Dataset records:
<<<<

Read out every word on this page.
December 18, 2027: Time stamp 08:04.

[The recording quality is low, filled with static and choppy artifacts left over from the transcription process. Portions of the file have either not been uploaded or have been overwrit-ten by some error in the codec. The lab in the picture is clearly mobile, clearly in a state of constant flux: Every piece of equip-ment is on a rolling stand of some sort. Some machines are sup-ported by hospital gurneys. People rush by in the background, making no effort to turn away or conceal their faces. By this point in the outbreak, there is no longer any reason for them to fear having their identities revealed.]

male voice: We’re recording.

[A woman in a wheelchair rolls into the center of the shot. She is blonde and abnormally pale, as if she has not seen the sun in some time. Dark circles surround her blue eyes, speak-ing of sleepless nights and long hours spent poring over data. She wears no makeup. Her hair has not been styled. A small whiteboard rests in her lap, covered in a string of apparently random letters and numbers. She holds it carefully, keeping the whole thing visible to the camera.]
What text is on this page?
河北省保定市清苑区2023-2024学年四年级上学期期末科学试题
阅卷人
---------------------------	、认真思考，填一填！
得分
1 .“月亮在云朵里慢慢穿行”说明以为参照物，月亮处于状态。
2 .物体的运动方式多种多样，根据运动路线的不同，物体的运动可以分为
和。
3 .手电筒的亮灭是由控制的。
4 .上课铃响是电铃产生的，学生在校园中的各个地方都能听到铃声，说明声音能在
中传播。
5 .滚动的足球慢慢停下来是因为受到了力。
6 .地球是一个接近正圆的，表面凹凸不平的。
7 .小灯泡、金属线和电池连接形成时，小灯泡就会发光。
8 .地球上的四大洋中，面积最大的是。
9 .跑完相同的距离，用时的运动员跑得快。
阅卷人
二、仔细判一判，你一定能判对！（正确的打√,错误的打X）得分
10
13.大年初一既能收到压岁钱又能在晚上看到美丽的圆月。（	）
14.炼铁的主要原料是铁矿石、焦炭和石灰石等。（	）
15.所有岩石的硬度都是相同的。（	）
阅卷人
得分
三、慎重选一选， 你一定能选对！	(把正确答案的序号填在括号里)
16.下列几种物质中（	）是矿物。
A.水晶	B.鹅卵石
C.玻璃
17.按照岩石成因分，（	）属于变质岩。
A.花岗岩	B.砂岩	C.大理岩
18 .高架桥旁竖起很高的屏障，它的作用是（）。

>>>>

**DO THIS**
Starting at the line that contains "What text is on this page?", write out every line to the end of the entries, exactly as given.

**EXERCISE RESPONSE**
What text is on this page?
河北省保定市清苑区2023-2024学年四年级上学期期末科学试题
阅卷人
---------------------------	、认真思考，填一填！
得分
1 .“月亮在云朵里慢慢穿行”说明以为参照物，月亮处于状态。
2 .物体的运动方式多种多样，根据运动路线的不同，物体的运动可以分为
和。
3 .手电筒的亮灭是由控制的。
4 .上课铃响是电铃产生的，学生在校园中的各个地方都能听到铃声，说明声音能在
中传播。
5 .滚动的足球慢慢停下来是因为受到了力。
6 .地球是一个接近正圆的，表面凹凸不平的。
7 .小灯泡、金属线和电池连接形成时，小灯泡就会发光。
8 .地球上的四大洋中，面积最大的是。
9 .跑完相同的距离，用时的运动员跑得快。
阅卷人
二、仔细判一判，你一定能判对！（正确的打√,错误的打X）得分
10
13.大年初一既能收到压岁钱又能在晚上看到美丽的圆月。（	）
14.炼铁的主要原料是铁矿石、焦炭和石灰石等。（	）
15.所有岩石的硬度都是相同的。（	）
阅卷人
得分
三、慎重选一选， 你一定能选对！	(把正确答案的序号填在括号里)
16.下列几种物质中（	）是矿物。
A.水晶	B.鹅卵石
C.玻璃
17.按照岩石成因分，（	）属于变质岩。
A.花岗岩	B.砂岩	C.大理岩
18 .高架桥旁竖起很高的屏障，它的作用是（）。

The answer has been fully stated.